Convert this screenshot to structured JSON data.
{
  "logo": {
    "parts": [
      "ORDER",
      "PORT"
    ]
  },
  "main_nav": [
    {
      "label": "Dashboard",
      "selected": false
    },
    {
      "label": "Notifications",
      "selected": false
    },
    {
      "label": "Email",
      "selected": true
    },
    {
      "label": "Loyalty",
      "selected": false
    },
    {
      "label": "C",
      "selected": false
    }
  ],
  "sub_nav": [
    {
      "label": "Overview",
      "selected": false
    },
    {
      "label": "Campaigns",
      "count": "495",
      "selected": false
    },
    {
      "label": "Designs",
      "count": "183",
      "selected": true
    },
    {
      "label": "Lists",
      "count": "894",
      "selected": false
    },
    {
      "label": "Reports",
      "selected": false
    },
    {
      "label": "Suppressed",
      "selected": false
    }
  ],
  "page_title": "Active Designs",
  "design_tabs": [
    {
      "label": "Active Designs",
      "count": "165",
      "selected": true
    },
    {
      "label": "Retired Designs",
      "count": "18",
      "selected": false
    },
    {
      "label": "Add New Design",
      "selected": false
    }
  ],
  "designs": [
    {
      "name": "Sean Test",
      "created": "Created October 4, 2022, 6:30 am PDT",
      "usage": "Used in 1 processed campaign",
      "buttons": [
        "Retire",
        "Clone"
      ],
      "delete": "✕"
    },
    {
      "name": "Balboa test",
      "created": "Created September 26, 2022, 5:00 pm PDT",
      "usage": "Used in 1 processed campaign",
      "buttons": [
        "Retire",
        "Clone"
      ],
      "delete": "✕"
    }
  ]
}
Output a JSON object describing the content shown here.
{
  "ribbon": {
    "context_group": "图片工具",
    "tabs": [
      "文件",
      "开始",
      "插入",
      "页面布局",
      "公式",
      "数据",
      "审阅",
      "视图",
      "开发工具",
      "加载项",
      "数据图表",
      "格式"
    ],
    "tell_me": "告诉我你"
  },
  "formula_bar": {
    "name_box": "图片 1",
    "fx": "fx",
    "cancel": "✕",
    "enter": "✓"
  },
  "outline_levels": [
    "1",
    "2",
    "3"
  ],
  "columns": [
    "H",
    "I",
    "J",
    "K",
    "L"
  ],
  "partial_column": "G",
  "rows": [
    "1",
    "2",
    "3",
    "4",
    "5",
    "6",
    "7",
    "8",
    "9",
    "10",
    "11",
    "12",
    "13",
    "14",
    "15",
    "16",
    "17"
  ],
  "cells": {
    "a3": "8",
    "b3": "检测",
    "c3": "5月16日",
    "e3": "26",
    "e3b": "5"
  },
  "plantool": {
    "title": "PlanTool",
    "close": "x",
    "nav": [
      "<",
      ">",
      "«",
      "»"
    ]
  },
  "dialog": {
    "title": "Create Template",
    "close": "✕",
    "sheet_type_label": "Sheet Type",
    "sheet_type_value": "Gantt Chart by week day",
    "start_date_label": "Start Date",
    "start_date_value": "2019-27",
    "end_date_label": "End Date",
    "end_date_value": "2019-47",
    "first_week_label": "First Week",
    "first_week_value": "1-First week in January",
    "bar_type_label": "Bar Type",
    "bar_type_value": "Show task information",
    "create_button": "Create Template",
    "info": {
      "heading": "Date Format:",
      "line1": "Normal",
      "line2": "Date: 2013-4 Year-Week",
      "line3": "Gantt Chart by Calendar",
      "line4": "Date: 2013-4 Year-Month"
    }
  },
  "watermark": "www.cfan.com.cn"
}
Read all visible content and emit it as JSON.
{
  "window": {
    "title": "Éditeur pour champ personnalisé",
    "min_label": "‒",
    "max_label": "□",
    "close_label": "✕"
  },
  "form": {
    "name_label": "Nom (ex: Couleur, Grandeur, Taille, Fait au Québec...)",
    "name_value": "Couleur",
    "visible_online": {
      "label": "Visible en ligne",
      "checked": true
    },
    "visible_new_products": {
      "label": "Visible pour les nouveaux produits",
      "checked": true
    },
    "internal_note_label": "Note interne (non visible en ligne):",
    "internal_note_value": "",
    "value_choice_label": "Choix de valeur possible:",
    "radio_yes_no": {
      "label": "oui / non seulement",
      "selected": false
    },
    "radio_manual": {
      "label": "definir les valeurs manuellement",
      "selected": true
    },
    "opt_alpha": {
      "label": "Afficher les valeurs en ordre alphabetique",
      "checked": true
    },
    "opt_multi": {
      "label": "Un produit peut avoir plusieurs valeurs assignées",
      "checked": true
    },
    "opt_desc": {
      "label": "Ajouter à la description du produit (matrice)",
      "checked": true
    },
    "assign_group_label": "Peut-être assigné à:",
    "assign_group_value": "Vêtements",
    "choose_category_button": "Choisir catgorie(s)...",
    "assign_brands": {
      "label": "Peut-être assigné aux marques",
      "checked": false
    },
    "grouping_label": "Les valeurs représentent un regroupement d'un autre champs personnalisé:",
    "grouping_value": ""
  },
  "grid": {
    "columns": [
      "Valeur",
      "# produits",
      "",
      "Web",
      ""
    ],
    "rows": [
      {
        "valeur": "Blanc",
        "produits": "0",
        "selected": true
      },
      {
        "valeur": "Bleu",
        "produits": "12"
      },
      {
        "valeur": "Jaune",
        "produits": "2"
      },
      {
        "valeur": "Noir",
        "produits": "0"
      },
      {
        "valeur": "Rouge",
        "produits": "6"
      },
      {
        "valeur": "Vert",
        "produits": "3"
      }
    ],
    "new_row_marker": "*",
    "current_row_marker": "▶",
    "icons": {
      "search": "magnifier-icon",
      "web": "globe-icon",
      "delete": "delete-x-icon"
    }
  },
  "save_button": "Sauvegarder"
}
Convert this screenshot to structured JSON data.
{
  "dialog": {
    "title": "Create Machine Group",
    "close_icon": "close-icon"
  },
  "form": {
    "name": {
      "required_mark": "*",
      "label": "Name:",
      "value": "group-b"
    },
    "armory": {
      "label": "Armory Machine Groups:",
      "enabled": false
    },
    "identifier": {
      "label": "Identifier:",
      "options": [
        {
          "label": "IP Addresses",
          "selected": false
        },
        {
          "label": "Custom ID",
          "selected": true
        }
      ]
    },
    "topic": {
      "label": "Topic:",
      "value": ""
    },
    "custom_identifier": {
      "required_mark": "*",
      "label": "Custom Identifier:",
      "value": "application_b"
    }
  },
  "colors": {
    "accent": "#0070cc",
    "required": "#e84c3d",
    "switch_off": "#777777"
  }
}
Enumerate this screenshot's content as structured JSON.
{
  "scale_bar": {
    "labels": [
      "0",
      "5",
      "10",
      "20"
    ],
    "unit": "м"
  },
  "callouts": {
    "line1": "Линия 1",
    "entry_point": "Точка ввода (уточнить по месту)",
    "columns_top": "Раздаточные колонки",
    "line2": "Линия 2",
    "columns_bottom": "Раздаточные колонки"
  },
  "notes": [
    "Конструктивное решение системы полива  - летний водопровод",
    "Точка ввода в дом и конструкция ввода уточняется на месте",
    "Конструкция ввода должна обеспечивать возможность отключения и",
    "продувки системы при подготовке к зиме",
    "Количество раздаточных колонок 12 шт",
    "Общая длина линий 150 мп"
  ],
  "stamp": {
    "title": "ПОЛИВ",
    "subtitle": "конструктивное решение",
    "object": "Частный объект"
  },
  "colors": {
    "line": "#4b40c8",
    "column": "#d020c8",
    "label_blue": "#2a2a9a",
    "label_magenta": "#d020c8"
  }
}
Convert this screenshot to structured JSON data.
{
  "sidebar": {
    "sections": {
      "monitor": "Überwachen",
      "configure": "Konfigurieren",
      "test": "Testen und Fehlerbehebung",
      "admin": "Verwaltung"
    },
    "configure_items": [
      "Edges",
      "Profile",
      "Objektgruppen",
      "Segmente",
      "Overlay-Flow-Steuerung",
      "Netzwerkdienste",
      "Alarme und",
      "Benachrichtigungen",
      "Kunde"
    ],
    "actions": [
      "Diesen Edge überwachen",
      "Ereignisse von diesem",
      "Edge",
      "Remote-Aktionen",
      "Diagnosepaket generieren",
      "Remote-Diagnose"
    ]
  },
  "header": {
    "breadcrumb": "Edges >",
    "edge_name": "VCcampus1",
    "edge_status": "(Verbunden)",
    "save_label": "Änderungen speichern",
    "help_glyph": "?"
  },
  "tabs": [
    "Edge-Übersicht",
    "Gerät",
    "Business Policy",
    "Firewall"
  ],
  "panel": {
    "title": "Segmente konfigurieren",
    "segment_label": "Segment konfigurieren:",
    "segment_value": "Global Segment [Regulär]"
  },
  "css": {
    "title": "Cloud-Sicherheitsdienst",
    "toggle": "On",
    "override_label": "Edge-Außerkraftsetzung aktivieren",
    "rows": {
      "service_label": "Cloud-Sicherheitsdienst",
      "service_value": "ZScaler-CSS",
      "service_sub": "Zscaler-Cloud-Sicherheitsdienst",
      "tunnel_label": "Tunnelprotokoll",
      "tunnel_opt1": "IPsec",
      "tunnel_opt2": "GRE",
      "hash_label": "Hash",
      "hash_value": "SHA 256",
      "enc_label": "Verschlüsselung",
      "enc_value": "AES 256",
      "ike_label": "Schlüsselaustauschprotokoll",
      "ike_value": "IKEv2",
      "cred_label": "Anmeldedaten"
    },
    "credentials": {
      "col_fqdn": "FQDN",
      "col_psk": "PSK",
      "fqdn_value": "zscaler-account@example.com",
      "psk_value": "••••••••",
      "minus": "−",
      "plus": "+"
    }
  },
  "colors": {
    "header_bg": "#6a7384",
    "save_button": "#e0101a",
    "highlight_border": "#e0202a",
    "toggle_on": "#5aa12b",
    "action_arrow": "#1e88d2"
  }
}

= = = = =

-- WHAT THE TASK ASKS --
Search the listing above for the string "Sicherheitsdienst". Copy every line that contains it.

-- FULL ANSWER --
    "title": "Cloud-Sicherheitsdienst",
      "service_label": "Cloud-Sicherheitsdienst",
      "service_sub": "Zscaler-Cloud-Sicherheitsdienst",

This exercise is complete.